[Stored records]

########################################

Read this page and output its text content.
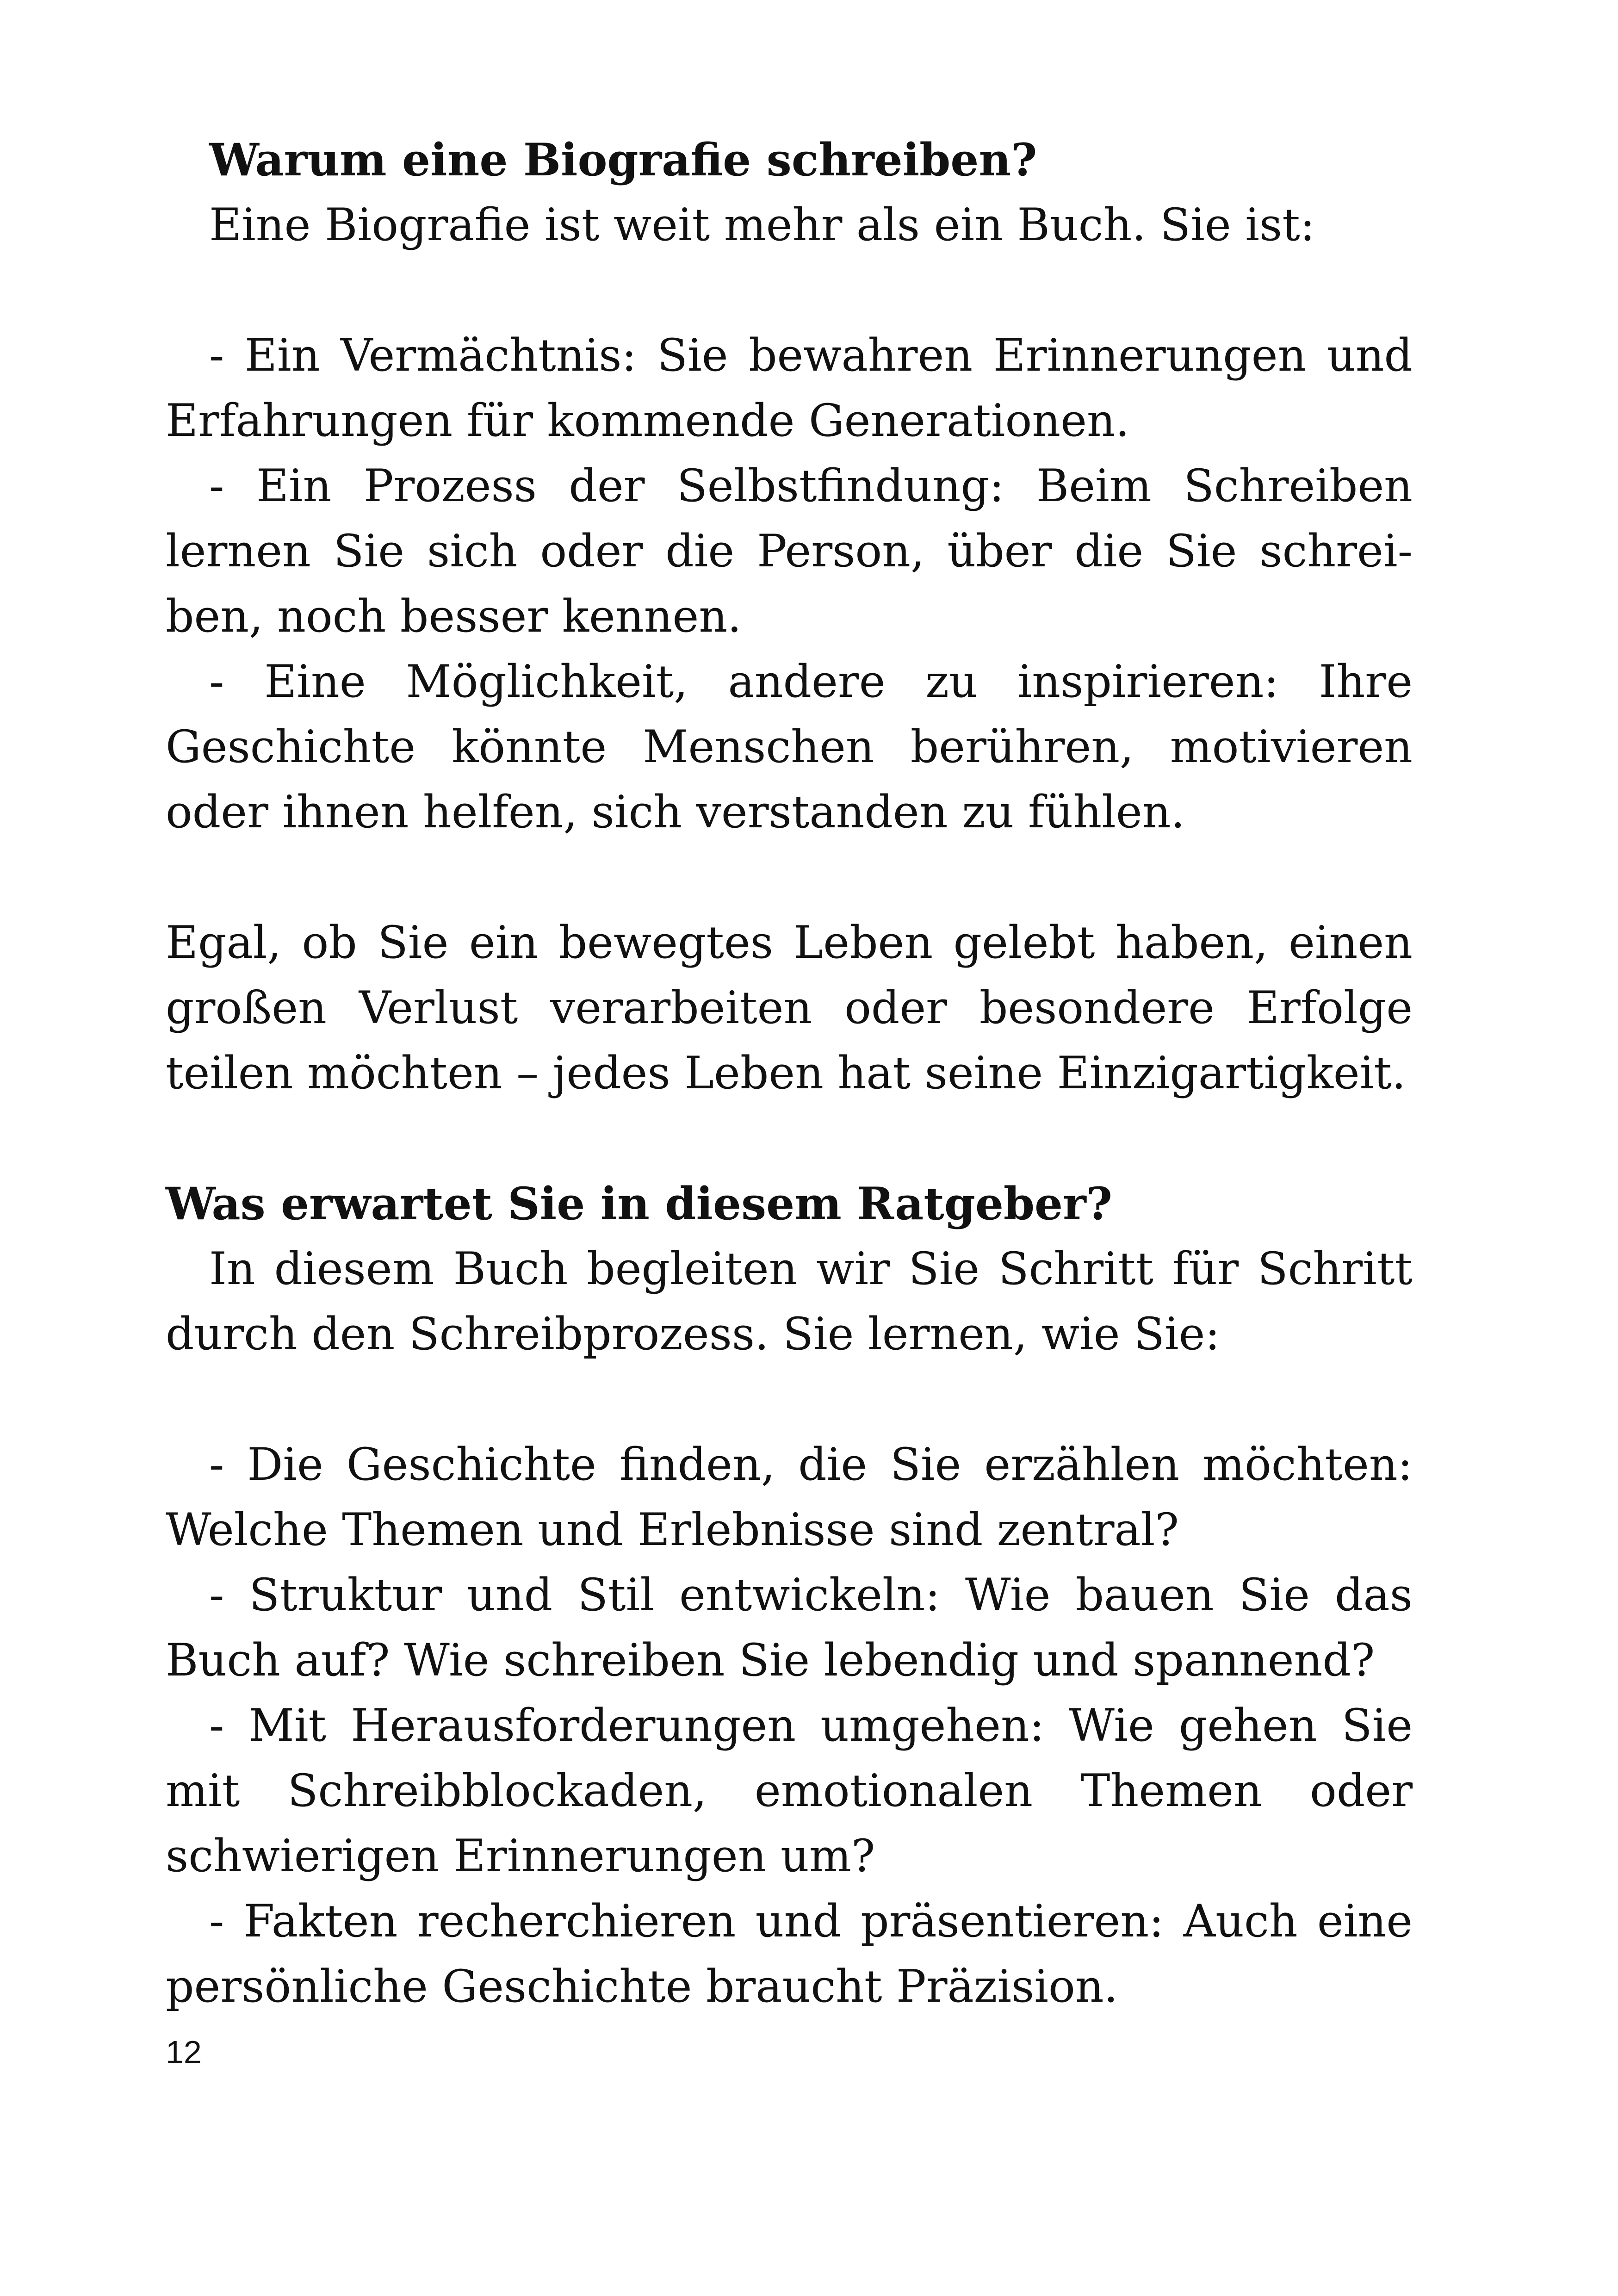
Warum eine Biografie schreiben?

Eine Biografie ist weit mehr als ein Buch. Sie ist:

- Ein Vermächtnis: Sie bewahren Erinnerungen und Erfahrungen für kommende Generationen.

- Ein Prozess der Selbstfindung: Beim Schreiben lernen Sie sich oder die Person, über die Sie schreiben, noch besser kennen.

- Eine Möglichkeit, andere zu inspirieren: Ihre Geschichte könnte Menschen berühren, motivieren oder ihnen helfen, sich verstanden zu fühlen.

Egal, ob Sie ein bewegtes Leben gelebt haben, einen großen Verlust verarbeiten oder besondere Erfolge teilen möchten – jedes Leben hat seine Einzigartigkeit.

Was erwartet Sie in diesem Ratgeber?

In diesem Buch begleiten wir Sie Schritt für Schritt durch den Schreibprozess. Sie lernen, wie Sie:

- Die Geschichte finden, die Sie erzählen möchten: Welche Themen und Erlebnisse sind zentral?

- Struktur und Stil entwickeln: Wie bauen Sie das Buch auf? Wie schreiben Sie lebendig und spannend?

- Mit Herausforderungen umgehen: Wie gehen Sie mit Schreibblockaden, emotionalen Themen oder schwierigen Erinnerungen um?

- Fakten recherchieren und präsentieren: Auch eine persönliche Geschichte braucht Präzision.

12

########################################

▸ **WRITTEN REQUEST**
Without the pictures, print the whole listing exactly as given.

▸ **FINAL ANSWER**
Read this page and output its text content.
Warum eine Biografie schreiben?

Eine Biografie ist weit mehr als ein Buch. Sie ist:

- Ein Vermächtnis: Sie bewahren Erinnerungen und Erfahrungen für kommende Generationen.

- Ein Prozess der Selbstfindung: Beim Schreiben lernen Sie sich oder die Person, über die Sie schreiben, noch besser kennen.

- Eine Möglichkeit, andere zu inspirieren: Ihre Geschichte könnte Menschen berühren, motivieren oder ihnen helfen, sich verstanden zu fühlen.

Egal, ob Sie ein bewegtes Leben gelebt haben, einen großen Verlust verarbeiten oder besondere Erfolge teilen möchten – jedes Leben hat seine Einzigartigkeit.

Was erwartet Sie in diesem Ratgeber?

In diesem Buch begleiten wir Sie Schritt für Schritt durch den Schreibprozess. Sie lernen, wie Sie:

- Die Geschichte finden, die Sie erzählen möchten: Welche Themen und Erlebnisse sind zentral?

- Struktur und Stil entwickeln: Wie bauen Sie das Buch auf? Wie schreiben Sie lebendig und spannend?

- Mit Herausforderungen umgehen: Wie gehen Sie mit Schreibblockaden, emotionalen Themen oder schwierigen Erinnerungen um?

- Fakten recherchieren und präsentieren: Auch eine persönliche Geschichte braucht Präzision.

12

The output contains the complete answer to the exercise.